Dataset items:
☆ ☆ ☆

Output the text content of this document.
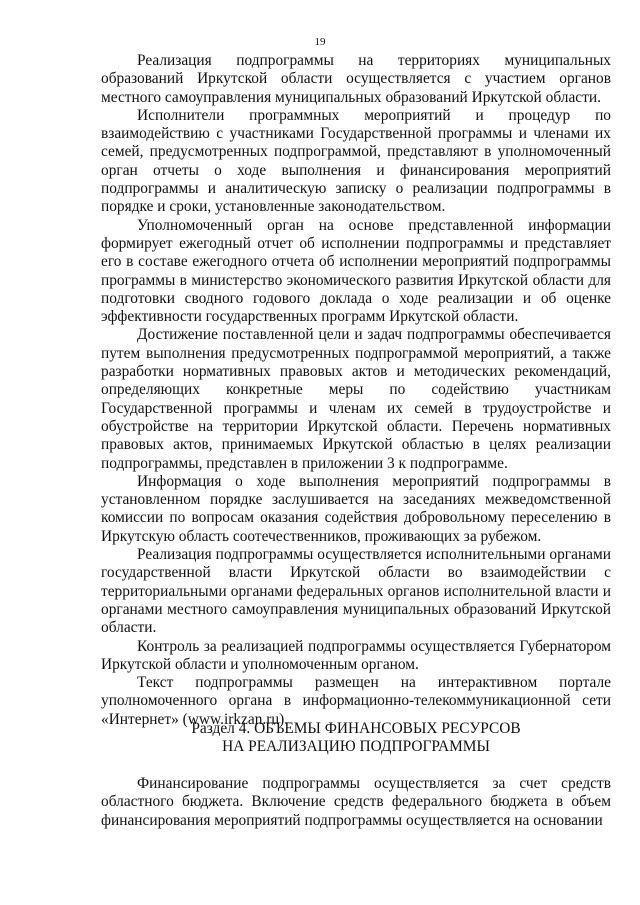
19

Реализация подпрограммы на территориях муниципальных образований Иркутской области осуществляется с участием органов местного самоуправления муниципальных образований Иркутской области.

Исполнители программных мероприятий и процедур по взаимодействию с участниками Государственной программы и членами их семей, предусмотренных подпрограммой, представляют в уполномоченный орган отчеты о ходе выполнения и финансирования мероприятий подпрограммы и аналитическую записку о реализации подпрограммы в порядке и сроки, установленные законодательством.

Уполномоченный орган на основе представленной информации формирует ежегодный отчет об исполнении подпрограммы и представляет его в составе ежегодного отчета об исполнении мероприятий подпрограммы программы в министерство экономического развития Иркутской области для подготовки сводного годового доклада о ходе реализации и об оценке эффективности государственных программ Иркутской области.

Достижение поставленной цели и задач подпрограммы обеспечивается путем выполнения предусмотренных подпрограммой мероприятий, а также разработки нормативных правовых актов и методических рекомендаций, определяющих конкретные меры по содействию участникам Государственной программы и членам их семей в трудоустройстве и обустройстве на территории Иркутской области. Перечень нормативных правовых актов, принимаемых Иркутской областью в целях реализации подпрограммы, представлен в приложении 3 к подпрограмме.

Информация о ходе выполнения мероприятий подпрограммы в установленном порядке заслушивается на заседаниях межведомственной комиссии по вопросам оказания содействия добровольному переселению в Иркутскую область соотечественников, проживающих за рубежом.

Реализация подпрограммы осуществляется исполнительными органами государственной власти Иркутской области во взаимодействии с территориальными органами федеральных органов исполнительной власти и органами местного самоуправления муниципальных образований Иркутской области.

Контроль за реализацией подпрограммы осуществляется Губернатором Иркутской области и уполномоченным органом.

Текст подпрограммы размещен на интерактивном портале уполномоченного органа в информационно-телекоммуникационной сети «Интернет» (www.irkzan.ru).

Раздел 4. ОБЪЕМЫ ФИНАНСОВЫХ РЕСУРСОВ
НА РЕАЛИЗАЦИЮ ПОДПРОГРАММЫ

Финансирование подпрограммы осуществляется за счет средств областного бюджета. Включение средств федерального бюджета в объем финансирования мероприятий подпрограммы осуществляется на основании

☆ ☆ ☆

◆ What you are asked to do:
Quote all of the entries word for word, omitting any pictures.

◆ Exercise answer:
Output the text content of this document.
19

Реализация подпрограммы на территориях муниципальных образований Иркутской области осуществляется с участием органов местного самоуправления муниципальных образований Иркутской области.

Исполнители программных мероприятий и процедур по взаимодействию с участниками Государственной программы и членами их семей, предусмотренных подпрограммой, представляют в уполномоченный орган отчеты о ходе выполнения и финансирования мероприятий подпрограммы и аналитическую записку о реализации подпрограммы в порядке и сроки, установленные законодательством.

Уполномоченный орган на основе представленной информации формирует ежегодный отчет об исполнении подпрограммы и представляет его в составе ежегодного отчета об исполнении мероприятий подпрограммы программы в министерство экономического развития Иркутской области для подготовки сводного годового доклада о ходе реализации и об оценке эффективности государственных программ Иркутской области.

Достижение поставленной цели и задач подпрограммы обеспечивается путем выполнения предусмотренных подпрограммой мероприятий, а также разработки нормативных правовых актов и методических рекомендаций, определяющих конкретные меры по содействию участникам Государственной программы и членам их семей в трудоустройстве и обустройстве на территории Иркутской области. Перечень нормативных правовых актов, принимаемых Иркутской областью в целях реализации подпрограммы, представлен в приложении 3 к подпрограмме.

Информация о ходе выполнения мероприятий подпрограммы в установленном порядке заслушивается на заседаниях межведомственной комиссии по вопросам оказания содействия добровольному переселению в Иркутскую область соотечественников, проживающих за рубежом.

Реализация подпрограммы осуществляется исполнительными органами государственной власти Иркутской области во взаимодействии с территориальными органами федеральных органов исполнительной власти и органами местного самоуправления муниципальных образований Иркутской области.

Контроль за реализацией подпрограммы осуществляется Губернатором Иркутской области и уполномоченным органом.

Текст подпрограммы размещен на интерактивном портале уполномоченного органа в информационно-телекоммуникационной сети «Интернет» (www.irkzan.ru).

Раздел 4. ОБЪЕМЫ ФИНАНСОВЫХ РЕСУРСОВ
НА РЕАЛИЗАЦИЮ ПОДПРОГРАММЫ

Финансирование подпрограммы осуществляется за счет средств областного бюджета. Включение средств федерального бюджета в объем финансирования мероприятий подпрограммы осуществляется на основании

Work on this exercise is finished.